══ TEXT TO READ ══
Gender-balance rule upheld for Iowa judicial selection panel

Although an injunction was denied, the case will move ahead as the judge denied the state’s motion to dismiss the suit.

(CN)  — A federal judge denied two Iowan’s bid for an injunction barring the enforcement of a state statute that mandates an equal number of male and female elected members of the commission that interviews applicants for the state’s Supreme Court and Court of Appeals. But the dispute remains alive because the judge also denied the state’s motion to dismiss the case.

Eight of Iowa’s 17-person State Judicial Nominating Commission that vets appellate court applicants are elected by Iowa lawyers, two from each of the state’s four congressional districts. A state statute enacted in 1987 requires that one elected member from each district must be male and the other female to achieve gender balance. The governor appoints the remaining nine members of the commission and is limited to appointing no more than a simple majority of those members from the same gender.

Plaintiffs Rachel Raak Law of Correctionville and Micah Broekemeier of Iowa City would like to be elected to serve on the commission in their respective districts, but the seats open in their districts must be filled with a person of the opposite sex.

They argued in a May 24 lawsuit that the gender-balance requirement means they are not eligible simply on the basis of their sex, not on the basis of their qualifications. That, they argue, violates their equal protection rights under the Constitution.

In a ruling issued Nov. 20, U.S. District Judge Stephanie Rose denied both the plaintiffs’ motion for an injunction and the state’s motion to dismiss the case. Assuming there is no appeal of Rose’s ruling, the case will go to trial on the merits.

Wencong Fa, senior attorney for the California-based Pacific legal Foundation, which is representing the Iowa plaintiffs, said in a statement Monday to Courthouse News that they are disappointed in the decision “and think that the court got it wrong.

"The Iowa gender quota prevents qualified individuals like our clients from running for the Judicial Nominating Commission solely because of their gender. Because the quota deprives people of opportunity based on their gender, it violates the Fourteenth Amendment to the United States Constitution," Fa said. "We are considering our next steps.”
═══
══ GIVEN INFORMATION ══
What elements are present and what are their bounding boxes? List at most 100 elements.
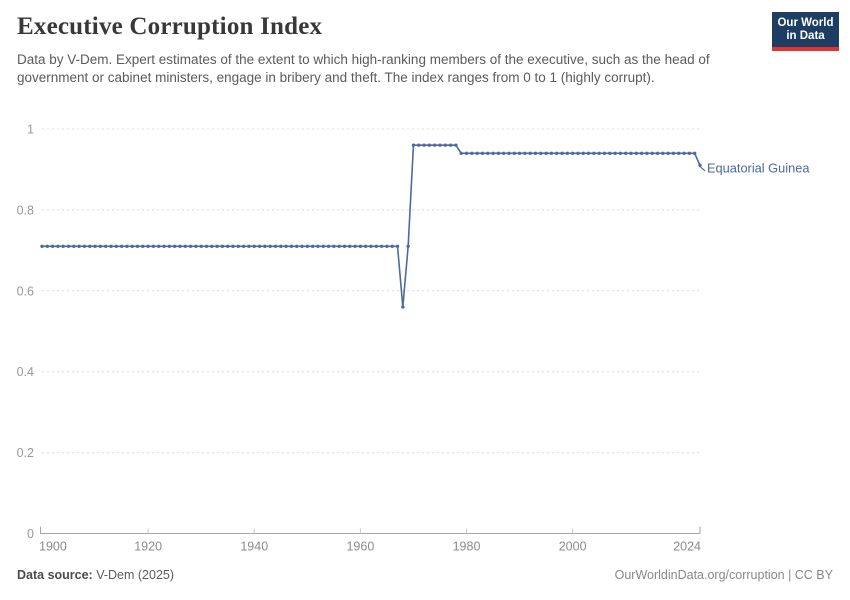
═══
*INSTRUCTIONS TO FOLLOW*: Return the passage of the Iowa judicial panel article, starting with "Gender-balance rule upheld" and going on through "denied the state’s motion to dismiss the case.", copied word for word.

*COMPLETED EXERCISE*:
Gender-balance rule upheld for Iowa judicial selection panel

Although an injunction was denied, the case will move ahead as the judge denied the state’s motion to dismiss the suit.

(CN)  — A federal judge denied two Iowan’s bid for an injunction barring the enforcement of a state statute that mandates an equal number of male and female elected members of the commission that interviews applicants for the state’s Supreme Court and Court of Appeals. But the dispute remains alive because the judge also denied the state’s motion to dismiss the case.